WHAT YOU WILL DO: Find every line in the records below that holds the word "title", and copy each one.

DATA FOR PROCESSING:
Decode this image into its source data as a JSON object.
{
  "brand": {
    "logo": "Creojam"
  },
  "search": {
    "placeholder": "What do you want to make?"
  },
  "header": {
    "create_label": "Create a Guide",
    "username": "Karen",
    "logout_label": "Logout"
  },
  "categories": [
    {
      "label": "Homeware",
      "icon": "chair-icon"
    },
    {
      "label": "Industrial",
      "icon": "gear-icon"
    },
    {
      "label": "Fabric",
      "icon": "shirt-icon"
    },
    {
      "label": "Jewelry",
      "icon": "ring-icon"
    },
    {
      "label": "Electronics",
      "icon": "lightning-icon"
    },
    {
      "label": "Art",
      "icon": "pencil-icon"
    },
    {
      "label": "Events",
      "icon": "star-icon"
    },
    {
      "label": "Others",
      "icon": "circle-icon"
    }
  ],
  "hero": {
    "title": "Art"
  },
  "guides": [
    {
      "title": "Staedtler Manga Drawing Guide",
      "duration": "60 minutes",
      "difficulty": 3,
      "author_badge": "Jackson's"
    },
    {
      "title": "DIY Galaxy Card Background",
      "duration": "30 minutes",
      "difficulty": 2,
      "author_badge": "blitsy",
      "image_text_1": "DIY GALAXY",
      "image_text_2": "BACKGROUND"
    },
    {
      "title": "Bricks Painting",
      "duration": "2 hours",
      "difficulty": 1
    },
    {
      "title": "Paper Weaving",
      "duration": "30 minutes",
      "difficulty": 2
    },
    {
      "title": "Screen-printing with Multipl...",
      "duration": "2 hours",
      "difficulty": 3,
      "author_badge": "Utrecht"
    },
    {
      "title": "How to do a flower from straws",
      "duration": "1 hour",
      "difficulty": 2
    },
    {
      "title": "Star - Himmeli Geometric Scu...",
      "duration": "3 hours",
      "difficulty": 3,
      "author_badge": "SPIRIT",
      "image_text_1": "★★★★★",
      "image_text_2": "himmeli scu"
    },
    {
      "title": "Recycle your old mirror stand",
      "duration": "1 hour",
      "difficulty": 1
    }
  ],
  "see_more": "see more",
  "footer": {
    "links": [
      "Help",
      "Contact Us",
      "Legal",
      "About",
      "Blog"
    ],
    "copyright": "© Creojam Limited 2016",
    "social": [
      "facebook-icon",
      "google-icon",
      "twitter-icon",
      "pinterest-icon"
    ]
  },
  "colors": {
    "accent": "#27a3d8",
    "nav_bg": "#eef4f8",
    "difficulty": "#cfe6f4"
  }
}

SOLUTION:
    "title": "Art"
      "title": "Staedtler Manga Drawing Guide",
      "title": "DIY Galaxy Card Background",
      "title": "Bricks Painting",
      "title": "Paper Weaving",
      "title": "Screen-printing with Multipl...",
      "title": "How to do a flower from straws",
      "title": "Star - Himmeli Geometric Scu...",
      "title": "Recycle your old mirror stand",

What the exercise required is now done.